**EXERCISE GOAL**
Look through the data below. Show each line where the string "Mekanismit" occurs.

** START INPUT MATERIAL **

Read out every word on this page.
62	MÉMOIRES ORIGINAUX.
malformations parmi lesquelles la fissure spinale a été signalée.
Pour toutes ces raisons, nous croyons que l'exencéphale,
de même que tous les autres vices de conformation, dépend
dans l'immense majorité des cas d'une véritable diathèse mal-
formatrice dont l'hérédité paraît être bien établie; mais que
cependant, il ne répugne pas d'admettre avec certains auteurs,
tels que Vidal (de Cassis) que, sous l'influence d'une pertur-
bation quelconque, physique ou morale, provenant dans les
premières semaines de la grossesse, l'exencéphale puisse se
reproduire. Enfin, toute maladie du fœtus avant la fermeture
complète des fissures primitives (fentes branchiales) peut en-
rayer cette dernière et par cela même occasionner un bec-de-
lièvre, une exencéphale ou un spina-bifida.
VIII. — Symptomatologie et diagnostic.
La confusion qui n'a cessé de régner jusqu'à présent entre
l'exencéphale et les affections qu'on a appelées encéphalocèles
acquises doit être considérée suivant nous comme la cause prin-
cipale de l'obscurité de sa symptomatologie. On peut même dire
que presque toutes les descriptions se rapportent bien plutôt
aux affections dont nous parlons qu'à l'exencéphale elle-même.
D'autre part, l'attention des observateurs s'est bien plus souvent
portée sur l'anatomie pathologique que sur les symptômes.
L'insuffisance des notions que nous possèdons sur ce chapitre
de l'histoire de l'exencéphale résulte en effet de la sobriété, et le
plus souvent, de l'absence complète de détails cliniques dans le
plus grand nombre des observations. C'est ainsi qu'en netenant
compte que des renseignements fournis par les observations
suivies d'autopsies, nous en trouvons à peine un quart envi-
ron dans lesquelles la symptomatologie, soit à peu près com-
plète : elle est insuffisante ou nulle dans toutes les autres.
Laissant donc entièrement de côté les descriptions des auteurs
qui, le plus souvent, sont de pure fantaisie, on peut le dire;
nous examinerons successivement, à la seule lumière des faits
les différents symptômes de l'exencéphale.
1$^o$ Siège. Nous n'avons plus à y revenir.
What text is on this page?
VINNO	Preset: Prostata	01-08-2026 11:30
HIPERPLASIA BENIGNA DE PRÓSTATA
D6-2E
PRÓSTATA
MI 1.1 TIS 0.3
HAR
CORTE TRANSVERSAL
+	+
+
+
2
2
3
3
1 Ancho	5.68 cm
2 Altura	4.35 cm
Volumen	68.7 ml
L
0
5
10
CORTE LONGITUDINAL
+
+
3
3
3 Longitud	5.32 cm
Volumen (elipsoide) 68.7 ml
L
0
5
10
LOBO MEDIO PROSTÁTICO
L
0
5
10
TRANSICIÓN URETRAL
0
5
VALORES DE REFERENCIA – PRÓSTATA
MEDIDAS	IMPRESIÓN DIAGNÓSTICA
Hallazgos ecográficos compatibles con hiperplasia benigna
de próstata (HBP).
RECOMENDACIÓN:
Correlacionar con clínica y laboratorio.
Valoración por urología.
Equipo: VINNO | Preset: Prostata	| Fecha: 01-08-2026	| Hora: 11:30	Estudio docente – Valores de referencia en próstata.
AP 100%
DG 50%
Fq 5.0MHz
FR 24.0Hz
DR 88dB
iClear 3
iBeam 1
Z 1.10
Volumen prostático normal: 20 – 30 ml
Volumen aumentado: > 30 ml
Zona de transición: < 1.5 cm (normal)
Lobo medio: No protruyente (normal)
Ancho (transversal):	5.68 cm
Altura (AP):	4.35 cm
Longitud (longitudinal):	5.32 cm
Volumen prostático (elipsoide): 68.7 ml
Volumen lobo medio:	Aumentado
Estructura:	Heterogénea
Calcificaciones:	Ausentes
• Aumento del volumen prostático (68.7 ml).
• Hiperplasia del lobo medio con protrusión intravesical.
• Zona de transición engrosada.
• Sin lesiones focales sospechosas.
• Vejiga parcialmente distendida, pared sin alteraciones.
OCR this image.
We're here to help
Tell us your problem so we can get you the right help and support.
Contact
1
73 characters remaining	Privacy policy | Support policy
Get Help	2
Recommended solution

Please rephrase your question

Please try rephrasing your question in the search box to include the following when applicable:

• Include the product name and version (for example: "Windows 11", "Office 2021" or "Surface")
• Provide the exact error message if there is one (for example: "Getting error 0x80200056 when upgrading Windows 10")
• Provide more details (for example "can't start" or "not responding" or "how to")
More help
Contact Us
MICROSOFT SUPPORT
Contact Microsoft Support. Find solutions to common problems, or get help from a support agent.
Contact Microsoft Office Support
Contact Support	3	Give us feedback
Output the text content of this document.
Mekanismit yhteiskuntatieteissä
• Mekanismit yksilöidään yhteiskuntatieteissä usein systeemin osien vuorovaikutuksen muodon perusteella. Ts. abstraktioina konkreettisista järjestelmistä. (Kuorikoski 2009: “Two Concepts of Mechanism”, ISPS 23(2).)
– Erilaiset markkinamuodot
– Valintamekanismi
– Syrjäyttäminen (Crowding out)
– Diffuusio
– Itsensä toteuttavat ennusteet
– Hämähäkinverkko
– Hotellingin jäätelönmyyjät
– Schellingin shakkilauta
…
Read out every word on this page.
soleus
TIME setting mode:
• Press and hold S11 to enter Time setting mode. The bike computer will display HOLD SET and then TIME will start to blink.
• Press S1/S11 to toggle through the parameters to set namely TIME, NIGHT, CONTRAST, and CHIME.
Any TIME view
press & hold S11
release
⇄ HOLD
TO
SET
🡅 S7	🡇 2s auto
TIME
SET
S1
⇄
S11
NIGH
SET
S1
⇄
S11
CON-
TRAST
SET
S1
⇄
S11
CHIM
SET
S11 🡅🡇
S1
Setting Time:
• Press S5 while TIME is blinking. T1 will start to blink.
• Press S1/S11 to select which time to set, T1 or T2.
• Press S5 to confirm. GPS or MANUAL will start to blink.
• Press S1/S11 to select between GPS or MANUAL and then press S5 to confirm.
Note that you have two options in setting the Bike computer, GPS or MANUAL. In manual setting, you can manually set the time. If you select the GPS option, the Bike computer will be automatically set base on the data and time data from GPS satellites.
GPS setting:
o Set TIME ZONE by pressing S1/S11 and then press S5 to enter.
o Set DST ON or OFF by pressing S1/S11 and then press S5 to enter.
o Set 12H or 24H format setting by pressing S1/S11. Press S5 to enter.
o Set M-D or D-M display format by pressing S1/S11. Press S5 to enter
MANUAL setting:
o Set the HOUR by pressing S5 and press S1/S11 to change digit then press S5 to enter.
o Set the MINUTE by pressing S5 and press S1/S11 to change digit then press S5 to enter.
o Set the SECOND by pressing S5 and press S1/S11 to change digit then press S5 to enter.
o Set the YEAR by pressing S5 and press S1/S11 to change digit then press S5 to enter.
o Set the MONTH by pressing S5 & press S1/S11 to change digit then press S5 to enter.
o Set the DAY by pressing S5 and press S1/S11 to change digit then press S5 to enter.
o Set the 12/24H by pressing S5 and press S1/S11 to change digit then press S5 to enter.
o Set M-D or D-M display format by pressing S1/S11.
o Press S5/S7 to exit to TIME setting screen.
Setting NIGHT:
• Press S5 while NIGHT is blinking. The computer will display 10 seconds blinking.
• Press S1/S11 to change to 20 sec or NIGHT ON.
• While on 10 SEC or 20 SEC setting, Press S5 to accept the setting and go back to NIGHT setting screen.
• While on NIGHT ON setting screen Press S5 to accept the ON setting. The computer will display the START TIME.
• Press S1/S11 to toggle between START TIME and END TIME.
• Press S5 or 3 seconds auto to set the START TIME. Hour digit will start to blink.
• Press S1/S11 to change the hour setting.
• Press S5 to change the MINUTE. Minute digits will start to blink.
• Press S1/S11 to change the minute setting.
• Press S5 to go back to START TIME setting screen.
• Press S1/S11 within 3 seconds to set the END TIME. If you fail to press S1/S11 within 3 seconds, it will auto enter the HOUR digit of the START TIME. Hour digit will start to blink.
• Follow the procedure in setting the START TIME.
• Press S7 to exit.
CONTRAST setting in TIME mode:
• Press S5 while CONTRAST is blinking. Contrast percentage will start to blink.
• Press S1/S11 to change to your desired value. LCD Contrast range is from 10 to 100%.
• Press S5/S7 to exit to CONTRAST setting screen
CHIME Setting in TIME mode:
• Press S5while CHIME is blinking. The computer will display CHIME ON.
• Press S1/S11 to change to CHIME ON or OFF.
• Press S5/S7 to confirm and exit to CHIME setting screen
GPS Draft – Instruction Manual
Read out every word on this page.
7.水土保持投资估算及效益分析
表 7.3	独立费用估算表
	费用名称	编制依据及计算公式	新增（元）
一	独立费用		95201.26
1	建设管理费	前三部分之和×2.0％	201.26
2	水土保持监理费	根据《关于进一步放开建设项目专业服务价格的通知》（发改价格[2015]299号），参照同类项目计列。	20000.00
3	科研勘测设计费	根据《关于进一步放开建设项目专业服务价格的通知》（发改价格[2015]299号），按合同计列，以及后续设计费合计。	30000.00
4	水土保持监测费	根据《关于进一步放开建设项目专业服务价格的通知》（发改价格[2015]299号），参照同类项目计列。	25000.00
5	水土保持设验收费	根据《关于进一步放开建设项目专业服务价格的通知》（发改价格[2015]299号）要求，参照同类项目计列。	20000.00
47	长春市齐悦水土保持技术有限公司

** END INPUT MATERIAL **

**TASK SOLUTION**
Mekanismit yhteiskuntatieteissä
• Mekanismit yksilöidään yhteiskuntatieteissä usein systeemin osien vuorovaikutuksen muodon perusteella. Ts. abstraktioina konkreettisista järjestelmistä. (Kuorikoski 2009: “Two Concepts of Mechanism”, ISPS 23(2).)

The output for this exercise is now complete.